__Entries from a dataset__.
....................

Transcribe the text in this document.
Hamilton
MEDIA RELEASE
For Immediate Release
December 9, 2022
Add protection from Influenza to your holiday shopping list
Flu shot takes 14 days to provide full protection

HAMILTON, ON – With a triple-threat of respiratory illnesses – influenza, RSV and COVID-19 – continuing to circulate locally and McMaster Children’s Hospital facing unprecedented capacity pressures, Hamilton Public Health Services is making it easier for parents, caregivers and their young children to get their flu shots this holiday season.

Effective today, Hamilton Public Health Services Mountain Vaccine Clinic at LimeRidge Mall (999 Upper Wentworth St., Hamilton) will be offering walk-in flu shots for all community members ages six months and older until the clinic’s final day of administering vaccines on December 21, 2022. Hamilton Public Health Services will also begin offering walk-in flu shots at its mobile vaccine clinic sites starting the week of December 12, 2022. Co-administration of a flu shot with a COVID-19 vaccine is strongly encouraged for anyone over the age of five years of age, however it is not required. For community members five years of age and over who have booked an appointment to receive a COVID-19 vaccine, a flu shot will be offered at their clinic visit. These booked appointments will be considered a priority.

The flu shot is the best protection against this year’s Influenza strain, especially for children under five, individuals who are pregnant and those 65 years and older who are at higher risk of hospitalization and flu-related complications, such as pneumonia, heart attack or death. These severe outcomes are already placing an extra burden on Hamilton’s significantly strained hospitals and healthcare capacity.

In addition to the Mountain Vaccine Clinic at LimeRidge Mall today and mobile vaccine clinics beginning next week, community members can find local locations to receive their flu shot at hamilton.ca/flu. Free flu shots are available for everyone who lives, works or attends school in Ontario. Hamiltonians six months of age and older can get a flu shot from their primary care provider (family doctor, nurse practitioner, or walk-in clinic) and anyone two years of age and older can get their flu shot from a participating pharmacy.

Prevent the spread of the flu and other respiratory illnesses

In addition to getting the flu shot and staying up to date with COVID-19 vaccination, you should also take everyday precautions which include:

....................

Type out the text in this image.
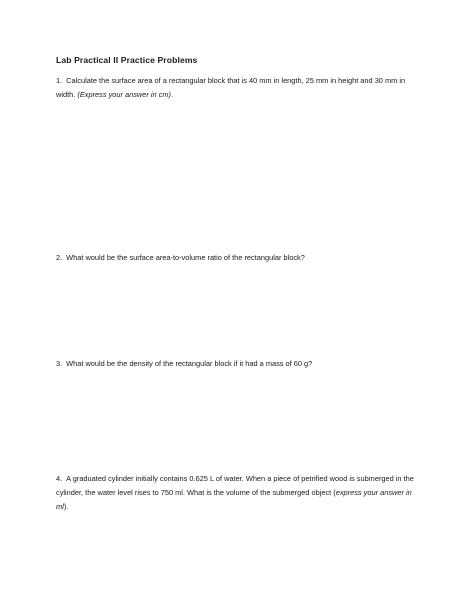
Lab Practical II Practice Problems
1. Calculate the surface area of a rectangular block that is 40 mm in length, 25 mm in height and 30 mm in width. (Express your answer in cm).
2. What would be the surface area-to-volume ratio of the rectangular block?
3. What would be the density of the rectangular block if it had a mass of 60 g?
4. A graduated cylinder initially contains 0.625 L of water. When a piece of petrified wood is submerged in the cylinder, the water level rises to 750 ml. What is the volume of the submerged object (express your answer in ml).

....................

Gather every line from the entries above where the word "illnesses" appears, and copy them.

__RESULT__.
HAMILTON, ON – With a triple-threat of respiratory illnesses – influenza, RSV and COVID-19 – continuing to circulate locally and McMaster Children’s Hospital facing unprecedented capacity pressures, Hamilton Public Health Services is making it easier for parents, caregivers and their young children to get their flu shots this holiday season.
Prevent the spread of the flu and other respiratory illnesses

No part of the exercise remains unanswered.